*Problem:*
Output the material below in its entirety, exactly as given.

*Data to process:*
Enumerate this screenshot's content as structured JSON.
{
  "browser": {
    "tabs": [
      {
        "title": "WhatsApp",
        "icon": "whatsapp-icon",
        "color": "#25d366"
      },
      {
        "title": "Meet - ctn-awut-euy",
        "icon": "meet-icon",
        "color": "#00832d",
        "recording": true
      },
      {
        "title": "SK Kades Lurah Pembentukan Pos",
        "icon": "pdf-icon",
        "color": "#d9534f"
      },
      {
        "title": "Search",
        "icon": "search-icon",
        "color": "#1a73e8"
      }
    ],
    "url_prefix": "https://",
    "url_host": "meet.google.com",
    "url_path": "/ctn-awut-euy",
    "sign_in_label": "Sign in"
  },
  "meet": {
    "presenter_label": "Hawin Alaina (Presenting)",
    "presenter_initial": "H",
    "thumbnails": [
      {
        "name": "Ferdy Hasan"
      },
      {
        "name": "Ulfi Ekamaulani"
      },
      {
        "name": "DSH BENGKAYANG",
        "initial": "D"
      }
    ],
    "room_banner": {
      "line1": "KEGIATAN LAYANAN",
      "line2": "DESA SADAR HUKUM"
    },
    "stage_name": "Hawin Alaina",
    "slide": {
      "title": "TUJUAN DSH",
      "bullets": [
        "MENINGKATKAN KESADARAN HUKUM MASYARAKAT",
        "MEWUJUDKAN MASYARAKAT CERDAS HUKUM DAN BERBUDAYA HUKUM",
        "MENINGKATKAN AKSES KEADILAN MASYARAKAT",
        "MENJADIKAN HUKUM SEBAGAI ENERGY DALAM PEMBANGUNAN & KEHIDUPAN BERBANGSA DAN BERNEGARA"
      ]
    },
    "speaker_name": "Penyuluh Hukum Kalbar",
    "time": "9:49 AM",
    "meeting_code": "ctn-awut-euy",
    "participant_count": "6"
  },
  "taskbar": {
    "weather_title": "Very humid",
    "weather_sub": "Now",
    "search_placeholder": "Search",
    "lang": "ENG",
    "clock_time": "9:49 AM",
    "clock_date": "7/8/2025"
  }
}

*Result:*
Enumerate this screenshot's content as structured JSON.
{
  "browser": {
    "tabs": [
      {
        "title": "WhatsApp",
        "icon": "whatsapp-icon",
        "color": "#25d366"
      },
      {
        "title": "Meet - ctn-awut-euy",
        "icon": "meet-icon",
        "color": "#00832d",
        "recording": true
      },
      {
        "title": "SK Kades Lurah Pembentukan Pos",
        "icon": "pdf-icon",
        "color": "#d9534f"
      },
      {
        "title": "Search",
        "icon": "search-icon",
        "color": "#1a73e8"
      }
    ],
    "url_prefix": "https://",
    "url_host": "meet.google.com",
    "url_path": "/ctn-awut-euy",
    "sign_in_label": "Sign in"
  },
  "meet": {
    "presenter_label": "Hawin Alaina (Presenting)",
    "presenter_initial": "H",
    "thumbnails": [
      {
        "name": "Ferdy Hasan"
      },
      {
        "name": "Ulfi Ekamaulani"
      },
      {
        "name": "DSH BENGKAYANG",
        "initial": "D"
      }
    ],
    "room_banner": {
      "line1": "KEGIATAN LAYANAN",
      "line2": "DESA SADAR HUKUM"
    },
    "stage_name": "Hawin Alaina",
    "slide": {
      "title": "TUJUAN DSH",
      "bullets": [
        "MENINGKATKAN KESADARAN HUKUM MASYARAKAT",
        "MEWUJUDKAN MASYARAKAT CERDAS HUKUM DAN BERBUDAYA HUKUM",
        "MENINGKATKAN AKSES KEADILAN MASYARAKAT",
        "MENJADIKAN HUKUM SEBAGAI ENERGY DALAM PEMBANGUNAN & KEHIDUPAN BERBANGSA DAN BERNEGARA"
      ]
    },
    "speaker_name": "Penyuluh Hukum Kalbar",
    "time": "9:49 AM",
    "meeting_code": "ctn-awut-euy",
    "participant_count": "6"
  },
  "taskbar": {
    "weather_title": "Very humid",
    "weather_sub": "Now",
    "search_placeholder": "Search",
    "lang": "ENG",
    "clock_time": "9:49 AM",
    "clock_date": "7/8/2025"
  }
}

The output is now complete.